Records
* * * * *

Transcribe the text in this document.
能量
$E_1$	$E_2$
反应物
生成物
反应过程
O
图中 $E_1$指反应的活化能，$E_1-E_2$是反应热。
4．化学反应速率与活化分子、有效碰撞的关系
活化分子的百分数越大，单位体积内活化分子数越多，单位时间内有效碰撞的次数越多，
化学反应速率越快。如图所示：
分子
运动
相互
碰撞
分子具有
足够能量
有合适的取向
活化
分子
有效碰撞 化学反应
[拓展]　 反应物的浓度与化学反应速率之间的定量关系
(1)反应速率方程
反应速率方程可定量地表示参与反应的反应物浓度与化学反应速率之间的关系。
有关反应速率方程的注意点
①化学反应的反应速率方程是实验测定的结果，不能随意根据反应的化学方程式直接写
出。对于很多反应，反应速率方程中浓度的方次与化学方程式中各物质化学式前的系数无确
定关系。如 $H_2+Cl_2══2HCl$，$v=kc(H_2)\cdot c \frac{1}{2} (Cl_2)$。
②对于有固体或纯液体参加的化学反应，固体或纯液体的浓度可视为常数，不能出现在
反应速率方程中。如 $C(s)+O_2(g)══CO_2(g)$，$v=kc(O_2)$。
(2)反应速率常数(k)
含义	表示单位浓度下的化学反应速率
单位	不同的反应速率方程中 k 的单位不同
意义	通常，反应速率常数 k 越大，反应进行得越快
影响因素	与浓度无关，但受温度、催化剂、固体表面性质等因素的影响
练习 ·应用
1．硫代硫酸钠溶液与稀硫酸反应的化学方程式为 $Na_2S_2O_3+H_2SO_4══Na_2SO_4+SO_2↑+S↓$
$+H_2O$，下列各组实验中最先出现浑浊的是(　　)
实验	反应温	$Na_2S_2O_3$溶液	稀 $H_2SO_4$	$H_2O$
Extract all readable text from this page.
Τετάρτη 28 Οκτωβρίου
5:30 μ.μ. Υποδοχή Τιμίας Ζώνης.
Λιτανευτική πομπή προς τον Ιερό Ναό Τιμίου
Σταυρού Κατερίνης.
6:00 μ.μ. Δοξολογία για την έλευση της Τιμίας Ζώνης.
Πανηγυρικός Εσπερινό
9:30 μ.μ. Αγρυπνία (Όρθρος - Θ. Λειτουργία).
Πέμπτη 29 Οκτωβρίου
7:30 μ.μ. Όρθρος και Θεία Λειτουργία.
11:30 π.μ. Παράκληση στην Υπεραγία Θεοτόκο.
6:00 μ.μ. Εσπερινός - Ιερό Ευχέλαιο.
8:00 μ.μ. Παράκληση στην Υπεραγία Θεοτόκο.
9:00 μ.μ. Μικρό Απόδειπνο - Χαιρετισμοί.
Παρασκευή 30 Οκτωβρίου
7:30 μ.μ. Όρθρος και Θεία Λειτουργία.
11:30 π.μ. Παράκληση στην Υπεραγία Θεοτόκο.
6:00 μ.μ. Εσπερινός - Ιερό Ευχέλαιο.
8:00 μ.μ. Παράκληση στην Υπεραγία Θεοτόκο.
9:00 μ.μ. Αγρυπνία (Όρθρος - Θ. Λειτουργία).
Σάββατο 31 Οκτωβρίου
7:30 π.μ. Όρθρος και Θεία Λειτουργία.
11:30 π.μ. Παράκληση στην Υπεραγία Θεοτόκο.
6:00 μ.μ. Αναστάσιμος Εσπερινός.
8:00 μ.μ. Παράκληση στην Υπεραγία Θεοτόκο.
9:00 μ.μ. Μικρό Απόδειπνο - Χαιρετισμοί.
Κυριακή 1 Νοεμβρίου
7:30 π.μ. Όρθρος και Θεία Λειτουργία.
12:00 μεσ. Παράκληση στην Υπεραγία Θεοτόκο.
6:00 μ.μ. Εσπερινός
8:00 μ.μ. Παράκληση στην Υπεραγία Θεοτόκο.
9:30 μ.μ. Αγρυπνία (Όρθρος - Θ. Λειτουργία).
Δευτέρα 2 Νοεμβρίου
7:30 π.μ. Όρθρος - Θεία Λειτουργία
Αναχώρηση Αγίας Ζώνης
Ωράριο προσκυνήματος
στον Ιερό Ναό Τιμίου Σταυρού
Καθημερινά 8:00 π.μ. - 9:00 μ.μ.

* * * * *

EXERCISE PROMPT => Write every entry out again exactly.

RESPONSE =>
Transcribe the text in this document.
能量
$E_1$	$E_2$
反应物
生成物
反应过程
O
图中 $E_1$指反应的活化能，$E_1-E_2$是反应热。
4．化学反应速率与活化分子、有效碰撞的关系
活化分子的百分数越大，单位体积内活化分子数越多，单位时间内有效碰撞的次数越多，
化学反应速率越快。如图所示：
分子
运动
相互
碰撞
分子具有
足够能量
有合适的取向
活化
分子
有效碰撞 化学反应
[拓展]　 反应物的浓度与化学反应速率之间的定量关系
(1)反应速率方程
反应速率方程可定量地表示参与反应的反应物浓度与化学反应速率之间的关系。
有关反应速率方程的注意点
①化学反应的反应速率方程是实验测定的结果，不能随意根据反应的化学方程式直接写
出。对于很多反应，反应速率方程中浓度的方次与化学方程式中各物质化学式前的系数无确
定关系。如 $H_2+Cl_2══2HCl$，$v=kc(H_2)\cdot c \frac{1}{2} (Cl_2)$。
②对于有固体或纯液体参加的化学反应，固体或纯液体的浓度可视为常数，不能出现在
反应速率方程中。如 $C(s)+O_2(g)══CO_2(g)$，$v=kc(O_2)$。
(2)反应速率常数(k)
含义	表示单位浓度下的化学反应速率
单位	不同的反应速率方程中 k 的单位不同
意义	通常，反应速率常数 k 越大，反应进行得越快
影响因素	与浓度无关，但受温度、催化剂、固体表面性质等因素的影响
练习 ·应用
1．硫代硫酸钠溶液与稀硫酸反应的化学方程式为 $Na_2S_2O_3+H_2SO_4══Na_2SO_4+SO_2↑+S↓$
$+H_2O$，下列各组实验中最先出现浑浊的是(　　)
实验	反应温	$Na_2S_2O_3$溶液	稀 $H_2SO_4$	$H_2O$
Extract all readable text from this page.
Τετάρτη 28 Οκτωβρίου
5:30 μ.μ. Υποδοχή Τιμίας Ζώνης.
Λιτανευτική πομπή προς τον Ιερό Ναό Τιμίου
Σταυρού Κατερίνης.
6:00 μ.μ. Δοξολογία για την έλευση της Τιμίας Ζώνης.
Πανηγυρικός Εσπερινό
9:30 μ.μ. Αγρυπνία (Όρθρος - Θ. Λειτουργία).
Πέμπτη 29 Οκτωβρίου
7:30 μ.μ. Όρθρος και Θεία Λειτουργία.
11:30 π.μ. Παράκληση στην Υπεραγία Θεοτόκο.
6:00 μ.μ. Εσπερινός - Ιερό Ευχέλαιο.
8:00 μ.μ. Παράκληση στην Υπεραγία Θεοτόκο.
9:00 μ.μ. Μικρό Απόδειπνο - Χαιρετισμοί.
Παρασκευή 30 Οκτωβρίου
7:30 μ.μ. Όρθρος και Θεία Λειτουργία.
11:30 π.μ. Παράκληση στην Υπεραγία Θεοτόκο.
6:00 μ.μ. Εσπερινός - Ιερό Ευχέλαιο.
8:00 μ.μ. Παράκληση στην Υπεραγία Θεοτόκο.
9:00 μ.μ. Αγρυπνία (Όρθρος - Θ. Λειτουργία).
Σάββατο 31 Οκτωβρίου
7:30 π.μ. Όρθρος και Θεία Λειτουργία.
11:30 π.μ. Παράκληση στην Υπεραγία Θεοτόκο.
6:00 μ.μ. Αναστάσιμος Εσπερινός.
8:00 μ.μ. Παράκληση στην Υπεραγία Θεοτόκο.
9:00 μ.μ. Μικρό Απόδειπνο - Χαιρετισμοί.
Κυριακή 1 Νοεμβρίου
7:30 π.μ. Όρθρος και Θεία Λειτουργία.
12:00 μεσ. Παράκληση στην Υπεραγία Θεοτόκο.
6:00 μ.μ. Εσπερινός
8:00 μ.μ. Παράκληση στην Υπεραγία Θεοτόκο.
9:30 μ.μ. Αγρυπνία (Όρθρος - Θ. Λειτουργία).
Δευτέρα 2 Νοεμβρίου
7:30 π.μ. Όρθρος - Θεία Λειτουργία
Αναχώρηση Αγίας Ζώνης
Ωράριο προσκυνήματος
στον Ιερό Ναό Τιμίου Σταυρού
Καθημερινά 8:00 π.μ. - 9:00 μ.μ.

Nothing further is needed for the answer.